:: Request ::
Pictures do not belong in the copy. Return all of the entries exactly.

═══ Dataset records

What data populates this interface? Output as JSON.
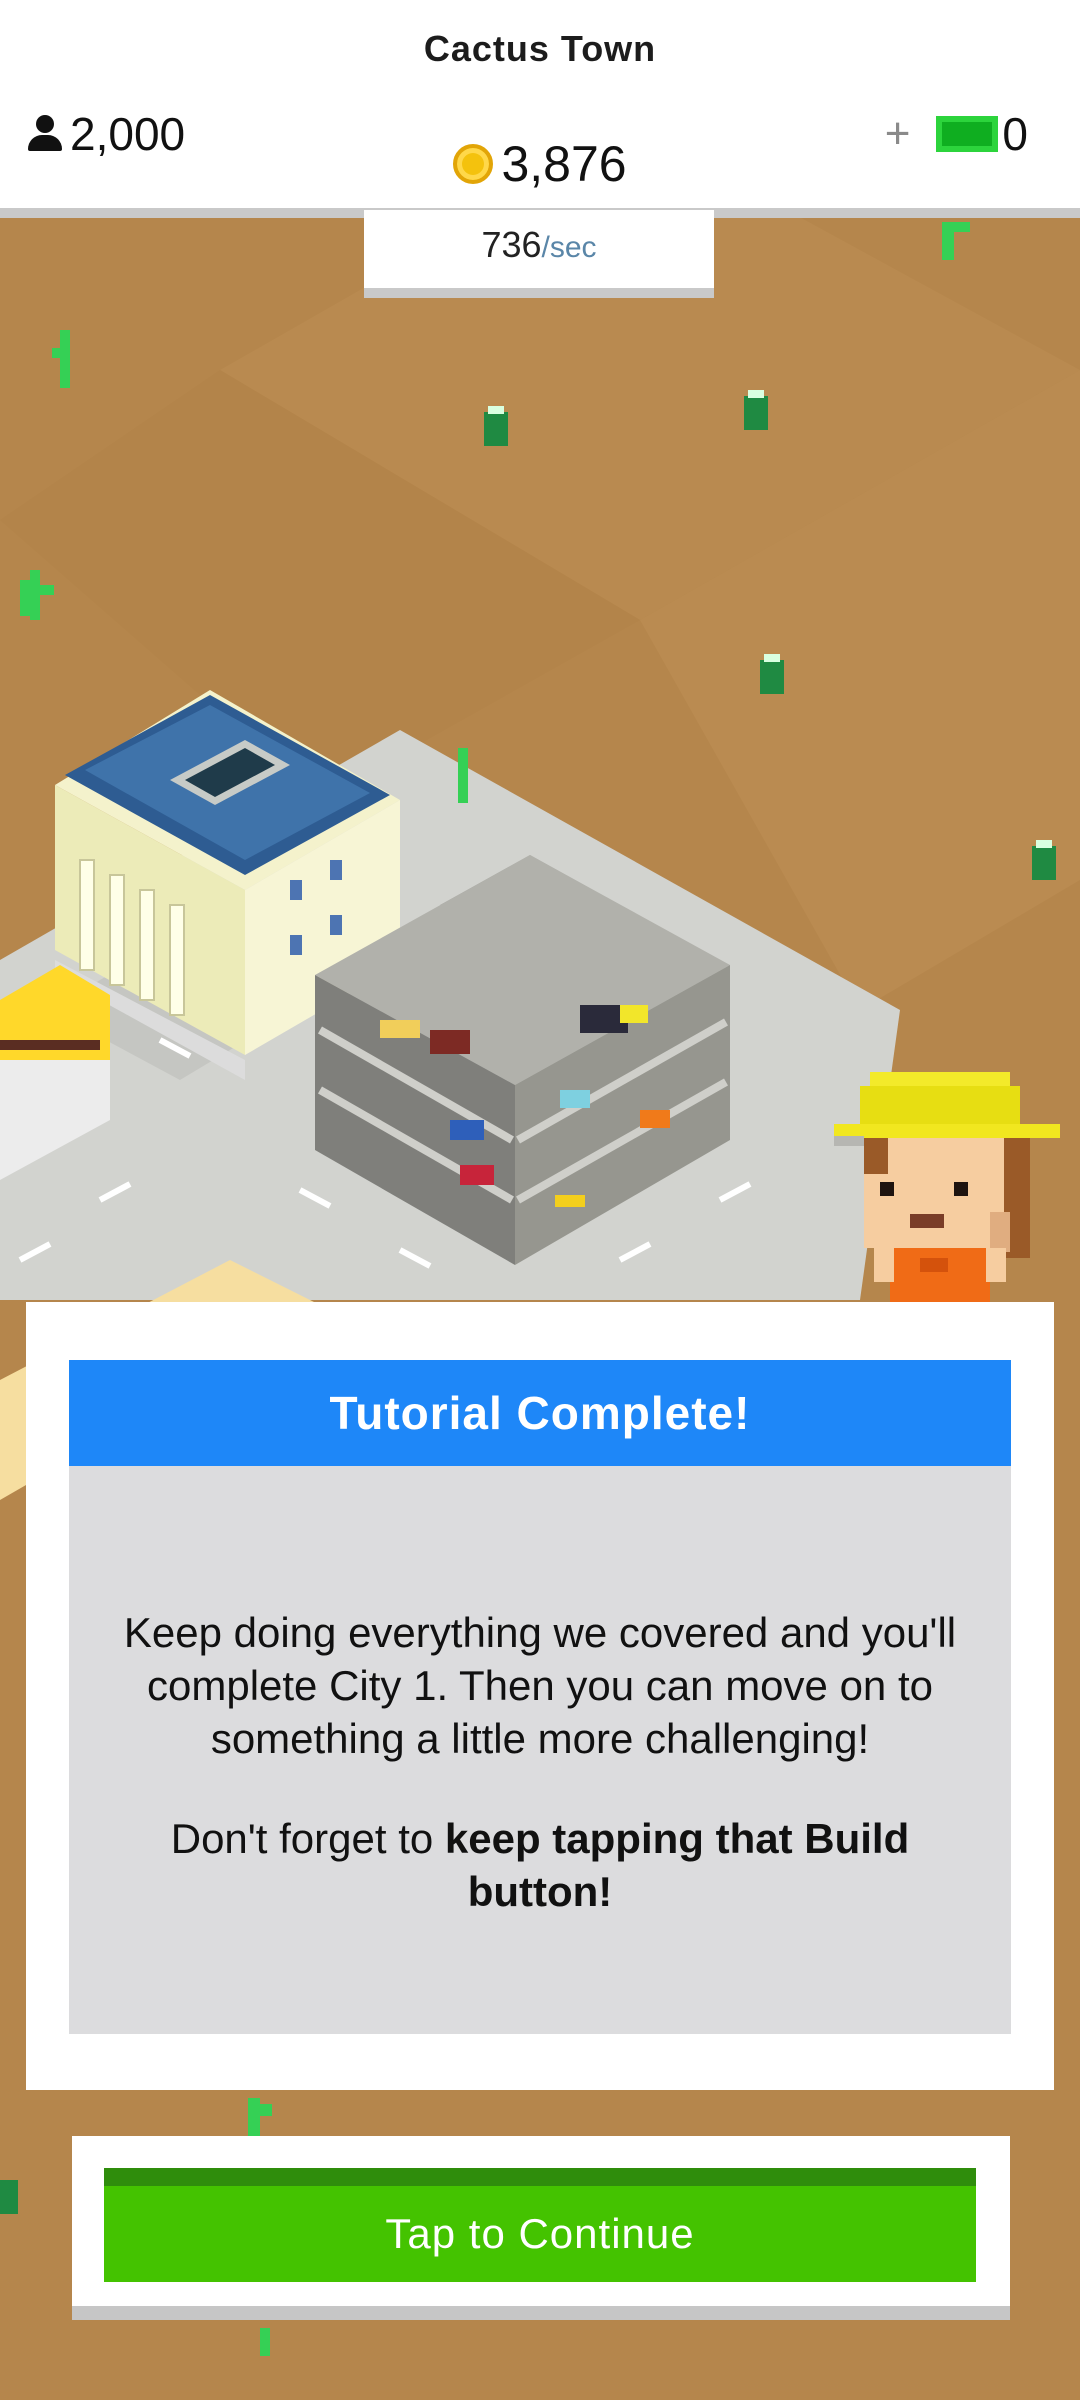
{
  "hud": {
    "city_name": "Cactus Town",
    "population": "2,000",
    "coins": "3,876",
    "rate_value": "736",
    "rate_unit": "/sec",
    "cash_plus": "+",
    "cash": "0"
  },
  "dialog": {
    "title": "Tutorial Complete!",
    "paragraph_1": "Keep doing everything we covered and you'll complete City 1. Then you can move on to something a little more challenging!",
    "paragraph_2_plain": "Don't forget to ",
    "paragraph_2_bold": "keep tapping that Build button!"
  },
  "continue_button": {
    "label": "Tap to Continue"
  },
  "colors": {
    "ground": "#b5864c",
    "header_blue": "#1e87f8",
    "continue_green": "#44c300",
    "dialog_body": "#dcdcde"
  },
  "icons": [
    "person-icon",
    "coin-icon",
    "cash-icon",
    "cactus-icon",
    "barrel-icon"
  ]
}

══════

:: Output below ::
What data populates this interface? Output as JSON.
{
  "hud": {
    "city_name": "Cactus Town",
    "population": "2,000",
    "coins": "3,876",
    "rate_value": "736",
    "rate_unit": "/sec",
    "cash_plus": "+",
    "cash": "0"
  },
  "dialog": {
    "title": "Tutorial Complete!",
    "paragraph_1": "Keep doing everything we covered and you'll complete City 1. Then you can move on to something a little more challenging!",
    "paragraph_2_plain": "Don't forget to ",
    "paragraph_2_bold": "keep tapping that Build button!"
  },
  "continue_button": {
    "label": "Tap to Continue"
  },
  "colors": {
    "ground": "#b5864c",
    "header_blue": "#1e87f8",
    "continue_green": "#44c300",
    "dialog_body": "#dcdcde"
  },
  "icons": [
    "person-icon",
    "coin-icon",
    "cash-icon",
    "cactus-icon",
    "barrel-icon"
  ]
}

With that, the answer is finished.